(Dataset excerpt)

________________________

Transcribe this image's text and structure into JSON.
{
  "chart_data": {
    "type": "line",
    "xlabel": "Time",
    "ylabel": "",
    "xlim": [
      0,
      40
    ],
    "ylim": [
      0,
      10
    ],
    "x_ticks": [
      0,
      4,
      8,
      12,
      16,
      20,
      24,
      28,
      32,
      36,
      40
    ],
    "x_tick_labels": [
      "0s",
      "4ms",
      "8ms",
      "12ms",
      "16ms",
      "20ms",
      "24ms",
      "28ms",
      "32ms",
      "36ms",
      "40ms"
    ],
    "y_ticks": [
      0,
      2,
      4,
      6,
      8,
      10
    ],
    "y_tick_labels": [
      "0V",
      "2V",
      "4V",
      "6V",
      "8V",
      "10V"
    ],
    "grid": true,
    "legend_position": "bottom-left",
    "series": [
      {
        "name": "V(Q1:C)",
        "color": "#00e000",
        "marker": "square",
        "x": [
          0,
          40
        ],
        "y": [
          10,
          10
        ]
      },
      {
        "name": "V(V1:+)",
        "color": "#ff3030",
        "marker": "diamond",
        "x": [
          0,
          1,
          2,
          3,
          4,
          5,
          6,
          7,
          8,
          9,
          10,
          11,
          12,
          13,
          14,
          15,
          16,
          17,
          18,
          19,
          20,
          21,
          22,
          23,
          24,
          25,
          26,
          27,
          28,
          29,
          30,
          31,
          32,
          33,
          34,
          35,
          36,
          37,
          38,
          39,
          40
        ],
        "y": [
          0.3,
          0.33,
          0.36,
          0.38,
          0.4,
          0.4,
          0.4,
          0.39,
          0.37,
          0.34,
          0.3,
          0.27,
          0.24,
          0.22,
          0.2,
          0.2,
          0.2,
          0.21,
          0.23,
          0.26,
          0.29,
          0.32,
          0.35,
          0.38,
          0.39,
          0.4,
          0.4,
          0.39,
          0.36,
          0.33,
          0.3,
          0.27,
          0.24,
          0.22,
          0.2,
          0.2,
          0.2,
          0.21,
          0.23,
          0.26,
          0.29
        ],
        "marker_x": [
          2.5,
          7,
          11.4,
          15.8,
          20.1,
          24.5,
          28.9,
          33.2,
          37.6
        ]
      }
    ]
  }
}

________________________

Task goal:
Extract all the entries word for word.

Worked answer:
Transcribe this image's text and structure into JSON.
{
  "chart_data": {
    "type": "line",
    "xlabel": "Time",
    "ylabel": "",
    "xlim": [
      0,
      40
    ],
    "ylim": [
      0,
      10
    ],
    "x_ticks": [
      0,
      4,
      8,
      12,
      16,
      20,
      24,
      28,
      32,
      36,
      40
    ],
    "x_tick_labels": [
      "0s",
      "4ms",
      "8ms",
      "12ms",
      "16ms",
      "20ms",
      "24ms",
      "28ms",
      "32ms",
      "36ms",
      "40ms"
    ],
    "y_ticks": [
      0,
      2,
      4,
      6,
      8,
      10
    ],
    "y_tick_labels": [
      "0V",
      "2V",
      "4V",
      "6V",
      "8V",
      "10V"
    ],
    "grid": true,
    "legend_position": "bottom-left",
    "series": [
      {
        "name": "V(Q1:C)",
        "color": "#00e000",
        "marker": "square",
        "x": [
          0,
          40
        ],
        "y": [
          10,
          10
        ]
      },
      {
        "name": "V(V1:+)",
        "color": "#ff3030",
        "marker": "diamond",
        "x": [
          0,
          1,
          2,
          3,
          4,
          5,
          6,
          7,
          8,
          9,
          10,
          11,
          12,
          13,
          14,
          15,
          16,
          17,
          18,
          19,
          20,
          21,
          22,
          23,
          24,
          25,
          26,
          27,
          28,
          29,
          30,
          31,
          32,
          33,
          34,
          35,
          36,
          37,
          38,
          39,
          40
        ],
        "y": [
          0.3,
          0.33,
          0.36,
          0.38,
          0.4,
          0.4,
          0.4,
          0.39,
          0.37,
          0.34,
          0.3,
          0.27,
          0.24,
          0.22,
          0.2,
          0.2,
          0.2,
          0.21,
          0.23,
          0.26,
          0.29,
          0.32,
          0.35,
          0.38,
          0.39,
          0.4,
          0.4,
          0.39,
          0.36,
          0.33,
          0.3,
          0.27,
          0.24,
          0.22,
          0.2,
          0.2,
          0.2,
          0.21,
          0.23,
          0.26,
          0.29
        ],
        "marker_x": [
          2.5,
          7,
          11.4,
          15.8,
          20.1,
          24.5,
          28.9,
          33.2,
          37.6
        ]
      }
    ]
  }
}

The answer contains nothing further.